[WHAT TO DO] Look for the string "this" in the lines and copy each line that has it.
+++ DATA +++
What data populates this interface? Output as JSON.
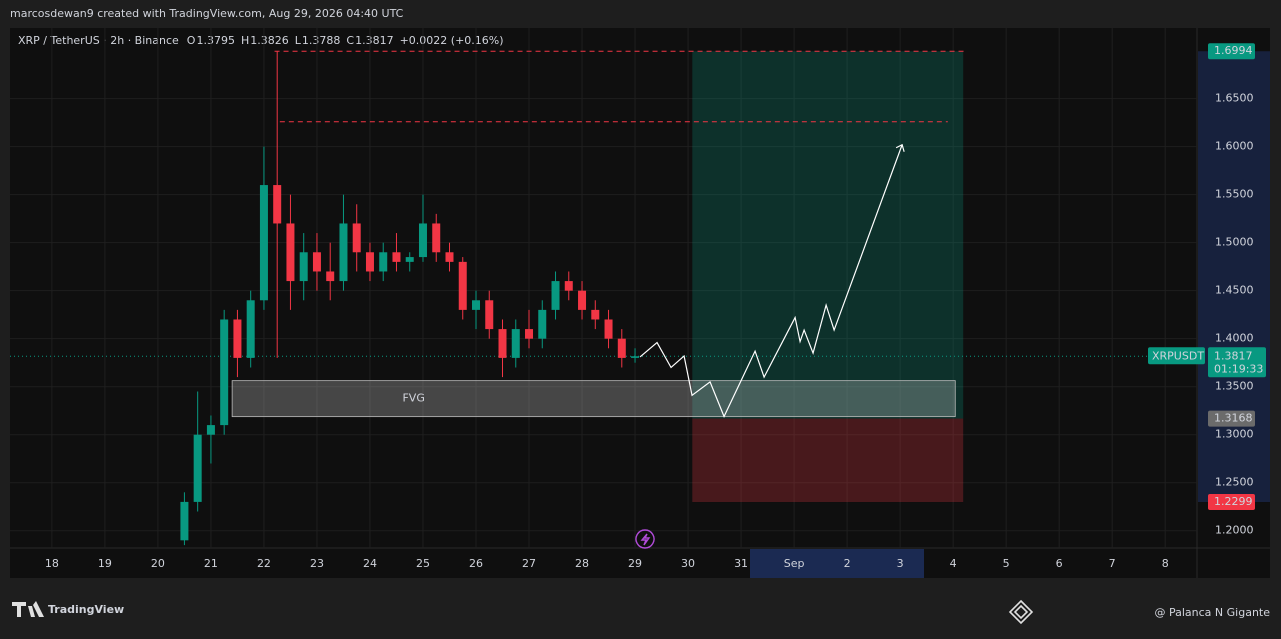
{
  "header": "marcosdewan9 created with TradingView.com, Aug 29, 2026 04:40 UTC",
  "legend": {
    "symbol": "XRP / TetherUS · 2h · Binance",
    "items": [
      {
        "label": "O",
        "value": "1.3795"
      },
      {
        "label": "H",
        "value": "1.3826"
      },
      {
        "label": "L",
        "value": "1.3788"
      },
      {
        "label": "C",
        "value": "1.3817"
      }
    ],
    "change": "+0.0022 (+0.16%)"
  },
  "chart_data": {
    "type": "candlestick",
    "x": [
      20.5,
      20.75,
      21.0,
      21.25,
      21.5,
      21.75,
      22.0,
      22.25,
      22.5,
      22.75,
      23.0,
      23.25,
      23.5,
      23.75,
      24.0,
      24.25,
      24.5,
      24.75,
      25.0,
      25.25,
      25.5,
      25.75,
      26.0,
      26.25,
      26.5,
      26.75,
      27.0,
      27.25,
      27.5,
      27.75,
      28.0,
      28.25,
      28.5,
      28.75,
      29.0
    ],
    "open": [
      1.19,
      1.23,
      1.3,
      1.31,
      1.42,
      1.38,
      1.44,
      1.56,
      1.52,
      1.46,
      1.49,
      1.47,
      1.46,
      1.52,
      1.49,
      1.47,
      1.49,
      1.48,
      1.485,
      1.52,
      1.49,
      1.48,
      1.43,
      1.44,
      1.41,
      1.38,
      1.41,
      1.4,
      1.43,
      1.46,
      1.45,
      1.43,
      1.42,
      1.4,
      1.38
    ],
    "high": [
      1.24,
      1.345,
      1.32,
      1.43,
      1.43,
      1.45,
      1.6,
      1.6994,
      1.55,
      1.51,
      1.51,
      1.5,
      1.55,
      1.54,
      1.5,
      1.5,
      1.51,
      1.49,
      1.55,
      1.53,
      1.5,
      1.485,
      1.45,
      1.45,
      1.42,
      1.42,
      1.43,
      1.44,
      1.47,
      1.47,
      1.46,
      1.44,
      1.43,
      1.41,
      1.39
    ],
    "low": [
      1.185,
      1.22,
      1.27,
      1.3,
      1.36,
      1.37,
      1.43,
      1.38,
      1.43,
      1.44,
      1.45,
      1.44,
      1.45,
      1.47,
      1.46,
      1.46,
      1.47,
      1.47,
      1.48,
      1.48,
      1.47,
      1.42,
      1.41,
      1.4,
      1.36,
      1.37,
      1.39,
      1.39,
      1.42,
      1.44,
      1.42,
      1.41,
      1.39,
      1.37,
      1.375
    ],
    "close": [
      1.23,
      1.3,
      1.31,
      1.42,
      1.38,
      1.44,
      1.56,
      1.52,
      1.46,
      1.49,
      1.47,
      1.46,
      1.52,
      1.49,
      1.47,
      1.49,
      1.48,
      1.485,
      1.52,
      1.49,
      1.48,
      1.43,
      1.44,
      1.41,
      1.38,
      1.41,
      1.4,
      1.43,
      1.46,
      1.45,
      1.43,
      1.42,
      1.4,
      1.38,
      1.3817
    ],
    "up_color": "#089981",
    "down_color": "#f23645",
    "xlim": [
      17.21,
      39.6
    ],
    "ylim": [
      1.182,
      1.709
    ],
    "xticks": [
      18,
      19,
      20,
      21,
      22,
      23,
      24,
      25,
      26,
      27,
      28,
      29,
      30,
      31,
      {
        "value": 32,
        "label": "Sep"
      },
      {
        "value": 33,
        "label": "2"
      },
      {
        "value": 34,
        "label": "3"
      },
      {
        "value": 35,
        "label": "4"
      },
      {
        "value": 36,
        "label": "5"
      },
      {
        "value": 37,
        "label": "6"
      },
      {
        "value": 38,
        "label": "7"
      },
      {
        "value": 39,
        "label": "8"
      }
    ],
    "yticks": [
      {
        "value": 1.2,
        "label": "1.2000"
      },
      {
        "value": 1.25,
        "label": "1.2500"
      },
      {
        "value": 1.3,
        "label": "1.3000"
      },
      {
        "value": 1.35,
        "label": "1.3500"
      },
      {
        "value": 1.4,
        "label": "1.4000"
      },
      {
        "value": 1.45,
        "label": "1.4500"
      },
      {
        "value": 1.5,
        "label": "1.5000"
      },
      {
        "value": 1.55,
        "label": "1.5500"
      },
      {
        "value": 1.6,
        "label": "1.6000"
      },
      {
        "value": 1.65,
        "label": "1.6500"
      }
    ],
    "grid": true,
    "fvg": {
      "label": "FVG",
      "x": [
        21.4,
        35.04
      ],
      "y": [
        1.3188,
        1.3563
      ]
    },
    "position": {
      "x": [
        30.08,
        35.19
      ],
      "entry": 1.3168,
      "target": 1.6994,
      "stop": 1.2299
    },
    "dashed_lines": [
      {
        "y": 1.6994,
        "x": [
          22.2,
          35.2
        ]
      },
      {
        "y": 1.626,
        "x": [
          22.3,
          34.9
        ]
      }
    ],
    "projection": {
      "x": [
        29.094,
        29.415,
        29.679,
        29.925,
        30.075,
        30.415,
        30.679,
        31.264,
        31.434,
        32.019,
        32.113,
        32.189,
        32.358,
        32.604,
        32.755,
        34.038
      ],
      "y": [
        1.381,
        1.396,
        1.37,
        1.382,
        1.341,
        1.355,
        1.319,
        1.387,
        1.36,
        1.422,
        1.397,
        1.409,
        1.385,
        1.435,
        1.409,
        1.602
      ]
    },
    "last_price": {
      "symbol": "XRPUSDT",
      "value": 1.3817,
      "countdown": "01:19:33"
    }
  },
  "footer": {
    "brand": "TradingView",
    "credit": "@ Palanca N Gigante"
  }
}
+++
+++ DATA +++
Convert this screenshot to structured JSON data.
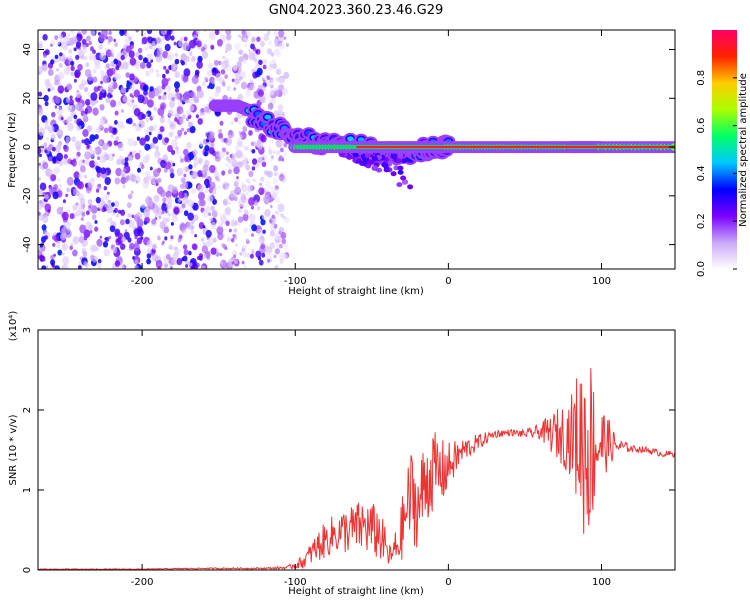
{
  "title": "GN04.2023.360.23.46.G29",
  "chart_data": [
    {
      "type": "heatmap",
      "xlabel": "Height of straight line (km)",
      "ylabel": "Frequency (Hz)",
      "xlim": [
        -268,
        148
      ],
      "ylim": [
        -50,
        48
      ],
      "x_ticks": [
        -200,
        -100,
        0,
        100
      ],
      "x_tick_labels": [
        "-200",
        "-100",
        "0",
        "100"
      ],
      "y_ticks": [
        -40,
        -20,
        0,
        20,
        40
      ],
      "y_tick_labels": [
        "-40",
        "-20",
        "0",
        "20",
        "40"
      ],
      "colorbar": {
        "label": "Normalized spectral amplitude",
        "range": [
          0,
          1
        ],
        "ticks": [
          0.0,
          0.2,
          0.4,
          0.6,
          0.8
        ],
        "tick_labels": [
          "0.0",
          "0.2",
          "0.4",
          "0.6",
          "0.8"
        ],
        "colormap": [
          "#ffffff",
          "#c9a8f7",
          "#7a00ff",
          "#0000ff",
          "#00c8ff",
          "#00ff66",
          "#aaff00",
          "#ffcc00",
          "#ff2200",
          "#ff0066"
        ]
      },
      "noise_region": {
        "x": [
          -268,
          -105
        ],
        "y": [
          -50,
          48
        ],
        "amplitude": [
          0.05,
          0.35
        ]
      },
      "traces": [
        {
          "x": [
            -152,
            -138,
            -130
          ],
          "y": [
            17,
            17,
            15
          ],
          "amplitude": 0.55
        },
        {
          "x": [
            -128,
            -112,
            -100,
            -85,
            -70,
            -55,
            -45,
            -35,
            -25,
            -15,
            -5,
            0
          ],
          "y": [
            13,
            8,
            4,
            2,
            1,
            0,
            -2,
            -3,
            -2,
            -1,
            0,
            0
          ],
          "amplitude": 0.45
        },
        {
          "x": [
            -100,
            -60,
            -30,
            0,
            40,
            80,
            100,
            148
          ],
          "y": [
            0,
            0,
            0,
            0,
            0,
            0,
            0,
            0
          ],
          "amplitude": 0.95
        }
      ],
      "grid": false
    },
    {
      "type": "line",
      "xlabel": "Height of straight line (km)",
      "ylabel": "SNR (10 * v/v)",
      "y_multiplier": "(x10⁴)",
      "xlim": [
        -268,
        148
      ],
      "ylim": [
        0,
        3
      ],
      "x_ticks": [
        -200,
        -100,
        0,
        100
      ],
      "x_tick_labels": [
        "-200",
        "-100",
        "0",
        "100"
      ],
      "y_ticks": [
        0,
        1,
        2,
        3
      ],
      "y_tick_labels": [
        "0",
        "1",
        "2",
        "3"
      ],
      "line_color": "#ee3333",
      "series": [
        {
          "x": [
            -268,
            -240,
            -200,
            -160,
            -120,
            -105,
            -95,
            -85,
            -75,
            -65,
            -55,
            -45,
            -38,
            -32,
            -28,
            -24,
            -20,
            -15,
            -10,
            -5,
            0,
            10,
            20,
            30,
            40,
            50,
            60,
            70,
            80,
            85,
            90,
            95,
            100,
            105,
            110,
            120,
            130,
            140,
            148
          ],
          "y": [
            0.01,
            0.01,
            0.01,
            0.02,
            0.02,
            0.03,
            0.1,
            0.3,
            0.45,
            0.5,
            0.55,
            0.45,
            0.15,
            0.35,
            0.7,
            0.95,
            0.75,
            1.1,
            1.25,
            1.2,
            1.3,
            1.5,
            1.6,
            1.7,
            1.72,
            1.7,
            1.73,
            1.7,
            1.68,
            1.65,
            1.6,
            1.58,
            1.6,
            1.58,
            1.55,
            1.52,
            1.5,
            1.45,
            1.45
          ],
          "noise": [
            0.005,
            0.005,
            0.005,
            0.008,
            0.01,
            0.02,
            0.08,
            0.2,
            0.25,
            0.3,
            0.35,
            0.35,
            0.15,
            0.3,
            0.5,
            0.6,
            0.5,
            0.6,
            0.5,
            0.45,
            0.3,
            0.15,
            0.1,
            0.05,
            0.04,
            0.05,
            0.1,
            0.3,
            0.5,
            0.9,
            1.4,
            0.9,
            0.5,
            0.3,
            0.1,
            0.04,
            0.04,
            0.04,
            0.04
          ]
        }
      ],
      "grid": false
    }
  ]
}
+++
[FULL ANSWER]
What data populates this interface? Output as JSON.
Convert this screenshot to structured JSON data.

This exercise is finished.